Exercise brief ::
Below is some material; transcribe all of it exactly.

Records supplied ::
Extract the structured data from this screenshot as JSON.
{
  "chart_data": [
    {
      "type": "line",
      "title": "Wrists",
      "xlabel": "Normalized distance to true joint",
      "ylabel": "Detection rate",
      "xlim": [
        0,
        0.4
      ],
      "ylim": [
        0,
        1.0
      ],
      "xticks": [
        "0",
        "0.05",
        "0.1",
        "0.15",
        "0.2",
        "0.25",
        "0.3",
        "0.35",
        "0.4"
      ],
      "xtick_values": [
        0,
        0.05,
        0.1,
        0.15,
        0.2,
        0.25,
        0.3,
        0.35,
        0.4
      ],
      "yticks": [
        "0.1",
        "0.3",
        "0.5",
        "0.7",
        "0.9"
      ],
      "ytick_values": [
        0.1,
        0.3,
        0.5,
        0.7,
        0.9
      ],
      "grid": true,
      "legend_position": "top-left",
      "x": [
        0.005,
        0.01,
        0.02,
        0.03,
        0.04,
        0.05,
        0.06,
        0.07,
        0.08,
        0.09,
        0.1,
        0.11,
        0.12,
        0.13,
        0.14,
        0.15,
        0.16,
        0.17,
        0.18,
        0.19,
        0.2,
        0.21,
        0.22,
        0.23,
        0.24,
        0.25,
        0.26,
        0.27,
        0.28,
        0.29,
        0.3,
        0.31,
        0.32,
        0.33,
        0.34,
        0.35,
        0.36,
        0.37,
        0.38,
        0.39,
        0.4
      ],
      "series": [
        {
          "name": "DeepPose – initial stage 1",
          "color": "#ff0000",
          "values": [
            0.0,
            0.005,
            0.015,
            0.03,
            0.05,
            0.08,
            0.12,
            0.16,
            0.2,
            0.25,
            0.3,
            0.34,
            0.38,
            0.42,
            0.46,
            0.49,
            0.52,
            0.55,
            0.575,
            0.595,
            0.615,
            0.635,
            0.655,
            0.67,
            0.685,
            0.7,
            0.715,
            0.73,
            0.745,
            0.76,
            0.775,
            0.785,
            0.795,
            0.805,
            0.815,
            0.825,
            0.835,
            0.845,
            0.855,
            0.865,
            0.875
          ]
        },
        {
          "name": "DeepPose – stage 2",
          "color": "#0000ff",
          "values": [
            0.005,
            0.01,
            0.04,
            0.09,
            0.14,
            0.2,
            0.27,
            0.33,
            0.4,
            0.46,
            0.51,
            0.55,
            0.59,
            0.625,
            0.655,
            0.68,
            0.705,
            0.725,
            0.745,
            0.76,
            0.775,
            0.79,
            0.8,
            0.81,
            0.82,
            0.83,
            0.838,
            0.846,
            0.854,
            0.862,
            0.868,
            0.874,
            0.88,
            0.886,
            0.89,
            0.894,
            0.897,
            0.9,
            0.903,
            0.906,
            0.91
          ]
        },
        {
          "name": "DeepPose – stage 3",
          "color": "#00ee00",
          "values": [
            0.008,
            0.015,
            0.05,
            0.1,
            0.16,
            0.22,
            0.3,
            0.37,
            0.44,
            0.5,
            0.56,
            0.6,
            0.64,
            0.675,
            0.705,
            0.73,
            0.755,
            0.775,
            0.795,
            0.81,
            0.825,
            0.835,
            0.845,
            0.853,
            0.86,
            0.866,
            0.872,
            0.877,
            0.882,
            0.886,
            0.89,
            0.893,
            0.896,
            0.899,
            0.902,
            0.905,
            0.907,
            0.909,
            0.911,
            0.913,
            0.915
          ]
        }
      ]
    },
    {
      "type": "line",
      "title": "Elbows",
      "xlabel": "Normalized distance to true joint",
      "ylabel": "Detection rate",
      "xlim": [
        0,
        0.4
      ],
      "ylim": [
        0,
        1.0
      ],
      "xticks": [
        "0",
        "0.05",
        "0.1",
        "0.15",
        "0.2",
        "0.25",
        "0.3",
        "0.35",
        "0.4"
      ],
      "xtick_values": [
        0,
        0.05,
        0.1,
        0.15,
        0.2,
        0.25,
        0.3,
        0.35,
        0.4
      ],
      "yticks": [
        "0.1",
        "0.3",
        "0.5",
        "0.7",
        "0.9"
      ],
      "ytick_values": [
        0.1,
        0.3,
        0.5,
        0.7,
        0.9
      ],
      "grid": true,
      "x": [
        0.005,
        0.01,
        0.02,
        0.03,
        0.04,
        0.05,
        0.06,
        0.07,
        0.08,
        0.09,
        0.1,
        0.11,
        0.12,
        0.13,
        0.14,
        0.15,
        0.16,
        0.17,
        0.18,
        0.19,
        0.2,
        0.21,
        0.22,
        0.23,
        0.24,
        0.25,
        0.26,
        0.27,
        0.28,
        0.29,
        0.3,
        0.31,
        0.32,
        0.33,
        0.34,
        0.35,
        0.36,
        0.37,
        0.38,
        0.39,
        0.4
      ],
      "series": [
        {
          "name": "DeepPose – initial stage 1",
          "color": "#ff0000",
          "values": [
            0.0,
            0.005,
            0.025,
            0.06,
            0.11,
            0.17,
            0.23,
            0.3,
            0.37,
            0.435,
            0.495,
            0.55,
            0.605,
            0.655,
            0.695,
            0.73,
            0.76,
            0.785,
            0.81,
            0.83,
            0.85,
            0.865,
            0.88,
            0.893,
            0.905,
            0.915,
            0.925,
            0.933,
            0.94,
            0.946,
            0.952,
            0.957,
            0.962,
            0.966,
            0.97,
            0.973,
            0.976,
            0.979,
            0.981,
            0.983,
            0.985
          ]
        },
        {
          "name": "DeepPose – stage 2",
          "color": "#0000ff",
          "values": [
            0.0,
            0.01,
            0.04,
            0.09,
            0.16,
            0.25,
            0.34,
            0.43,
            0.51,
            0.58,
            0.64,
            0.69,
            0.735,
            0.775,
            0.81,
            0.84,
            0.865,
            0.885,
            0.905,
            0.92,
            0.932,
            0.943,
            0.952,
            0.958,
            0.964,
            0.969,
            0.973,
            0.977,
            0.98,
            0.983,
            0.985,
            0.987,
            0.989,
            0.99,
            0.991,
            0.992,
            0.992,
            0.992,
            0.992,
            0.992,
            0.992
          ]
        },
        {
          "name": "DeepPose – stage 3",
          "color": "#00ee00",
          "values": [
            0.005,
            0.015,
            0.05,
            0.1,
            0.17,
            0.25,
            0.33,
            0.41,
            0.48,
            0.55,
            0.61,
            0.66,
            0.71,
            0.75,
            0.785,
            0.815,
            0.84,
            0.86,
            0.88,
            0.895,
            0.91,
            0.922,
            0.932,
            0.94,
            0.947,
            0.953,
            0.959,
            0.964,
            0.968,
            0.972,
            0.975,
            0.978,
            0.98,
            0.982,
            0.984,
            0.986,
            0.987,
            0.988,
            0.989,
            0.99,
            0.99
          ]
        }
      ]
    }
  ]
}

Right answer ::
Extract the structured data from this screenshot as JSON.
{
  "chart_data": [
    {
      "type": "line",
      "title": "Wrists",
      "xlabel": "Normalized distance to true joint",
      "ylabel": "Detection rate",
      "xlim": [
        0,
        0.4
      ],
      "ylim": [
        0,
        1.0
      ],
      "xticks": [
        "0",
        "0.05",
        "0.1",
        "0.15",
        "0.2",
        "0.25",
        "0.3",
        "0.35",
        "0.4"
      ],
      "xtick_values": [
        0,
        0.05,
        0.1,
        0.15,
        0.2,
        0.25,
        0.3,
        0.35,
        0.4
      ],
      "yticks": [
        "0.1",
        "0.3",
        "0.5",
        "0.7",
        "0.9"
      ],
      "ytick_values": [
        0.1,
        0.3,
        0.5,
        0.7,
        0.9
      ],
      "grid": true,
      "legend_position": "top-left",
      "x": [
        0.005,
        0.01,
        0.02,
        0.03,
        0.04,
        0.05,
        0.06,
        0.07,
        0.08,
        0.09,
        0.1,
        0.11,
        0.12,
        0.13,
        0.14,
        0.15,
        0.16,
        0.17,
        0.18,
        0.19,
        0.2,
        0.21,
        0.22,
        0.23,
        0.24,
        0.25,
        0.26,
        0.27,
        0.28,
        0.29,
        0.3,
        0.31,
        0.32,
        0.33,
        0.34,
        0.35,
        0.36,
        0.37,
        0.38,
        0.39,
        0.4
      ],
      "series": [
        {
          "name": "DeepPose – initial stage 1",
          "color": "#ff0000",
          "values": [
            0.0,
            0.005,
            0.015,
            0.03,
            0.05,
            0.08,
            0.12,
            0.16,
            0.2,
            0.25,
            0.3,
            0.34,
            0.38,
            0.42,
            0.46,
            0.49,
            0.52,
            0.55,
            0.575,
            0.595,
            0.615,
            0.635,
            0.655,
            0.67,
            0.685,
            0.7,
            0.715,
            0.73,
            0.745,
            0.76,
            0.775,
            0.785,
            0.795,
            0.805,
            0.815,
            0.825,
            0.835,
            0.845,
            0.855,
            0.865,
            0.875
          ]
        },
        {
          "name": "DeepPose – stage 2",
          "color": "#0000ff",
          "values": [
            0.005,
            0.01,
            0.04,
            0.09,
            0.14,
            0.2,
            0.27,
            0.33,
            0.4,
            0.46,
            0.51,
            0.55,
            0.59,
            0.625,
            0.655,
            0.68,
            0.705,
            0.725,
            0.745,
            0.76,
            0.775,
            0.79,
            0.8,
            0.81,
            0.82,
            0.83,
            0.838,
            0.846,
            0.854,
            0.862,
            0.868,
            0.874,
            0.88,
            0.886,
            0.89,
            0.894,
            0.897,
            0.9,
            0.903,
            0.906,
            0.91
          ]
        },
        {
          "name": "DeepPose – stage 3",
          "color": "#00ee00",
          "values": [
            0.008,
            0.015,
            0.05,
            0.1,
            0.16,
            0.22,
            0.3,
            0.37,
            0.44,
            0.5,
            0.56,
            0.6,
            0.64,
            0.675,
            0.705,
            0.73,
            0.755,
            0.775,
            0.795,
            0.81,
            0.825,
            0.835,
            0.845,
            0.853,
            0.86,
            0.866,
            0.872,
            0.877,
            0.882,
            0.886,
            0.89,
            0.893,
            0.896,
            0.899,
            0.902,
            0.905,
            0.907,
            0.909,
            0.911,
            0.913,
            0.915
          ]
        }
      ]
    },
    {
      "type": "line",
      "title": "Elbows",
      "xlabel": "Normalized distance to true joint",
      "ylabel": "Detection rate",
      "xlim": [
        0,
        0.4
      ],
      "ylim": [
        0,
        1.0
      ],
      "xticks": [
        "0",
        "0.05",
        "0.1",
        "0.15",
        "0.2",
        "0.25",
        "0.3",
        "0.35",
        "0.4"
      ],
      "xtick_values": [
        0,
        0.05,
        0.1,
        0.15,
        0.2,
        0.25,
        0.3,
        0.35,
        0.4
      ],
      "yticks": [
        "0.1",
        "0.3",
        "0.5",
        "0.7",
        "0.9"
      ],
      "ytick_values": [
        0.1,
        0.3,
        0.5,
        0.7,
        0.9
      ],
      "grid": true,
      "x": [
        0.005,
        0.01,
        0.02,
        0.03,
        0.04,
        0.05,
        0.06,
        0.07,
        0.08,
        0.09,
        0.1,
        0.11,
        0.12,
        0.13,
        0.14,
        0.15,
        0.16,
        0.17,
        0.18,
        0.19,
        0.2,
        0.21,
        0.22,
        0.23,
        0.24,
        0.25,
        0.26,
        0.27,
        0.28,
        0.29,
        0.3,
        0.31,
        0.32,
        0.33,
        0.34,
        0.35,
        0.36,
        0.37,
        0.38,
        0.39,
        0.4
      ],
      "series": [
        {
          "name": "DeepPose – initial stage 1",
          "color": "#ff0000",
          "values": [
            0.0,
            0.005,
            0.025,
            0.06,
            0.11,
            0.17,
            0.23,
            0.3,
            0.37,
            0.435,
            0.495,
            0.55,
            0.605,
            0.655,
            0.695,
            0.73,
            0.76,
            0.785,
            0.81,
            0.83,
            0.85,
            0.865,
            0.88,
            0.893,
            0.905,
            0.915,
            0.925,
            0.933,
            0.94,
            0.946,
            0.952,
            0.957,
            0.962,
            0.966,
            0.97,
            0.973,
            0.976,
            0.979,
            0.981,
            0.983,
            0.985
          ]
        },
        {
          "name": "DeepPose – stage 2",
          "color": "#0000ff",
          "values": [
            0.0,
            0.01,
            0.04,
            0.09,
            0.16,
            0.25,
            0.34,
            0.43,
            0.51,
            0.58,
            0.64,
            0.69,
            0.735,
            0.775,
            0.81,
            0.84,
            0.865,
            0.885,
            0.905,
            0.92,
            0.932,
            0.943,
            0.952,
            0.958,
            0.964,
            0.969,
            0.973,
            0.977,
            0.98,
            0.983,
            0.985,
            0.987,
            0.989,
            0.99,
            0.991,
            0.992,
            0.992,
            0.992,
            0.992,
            0.992,
            0.992
          ]
        },
        {
          "name": "DeepPose – stage 3",
          "color": "#00ee00",
          "values": [
            0.005,
            0.015,
            0.05,
            0.1,
            0.17,
            0.25,
            0.33,
            0.41,
            0.48,
            0.55,
            0.61,
            0.66,
            0.71,
            0.75,
            0.785,
            0.815,
            0.84,
            0.86,
            0.88,
            0.895,
            0.91,
            0.922,
            0.932,
            0.94,
            0.947,
            0.953,
            0.959,
            0.964,
            0.968,
            0.972,
            0.975,
            0.978,
            0.98,
            0.982,
            0.984,
            0.986,
            0.987,
            0.988,
            0.989,
            0.99,
            0.99
          ]
        }
      ]
    }
  ]
}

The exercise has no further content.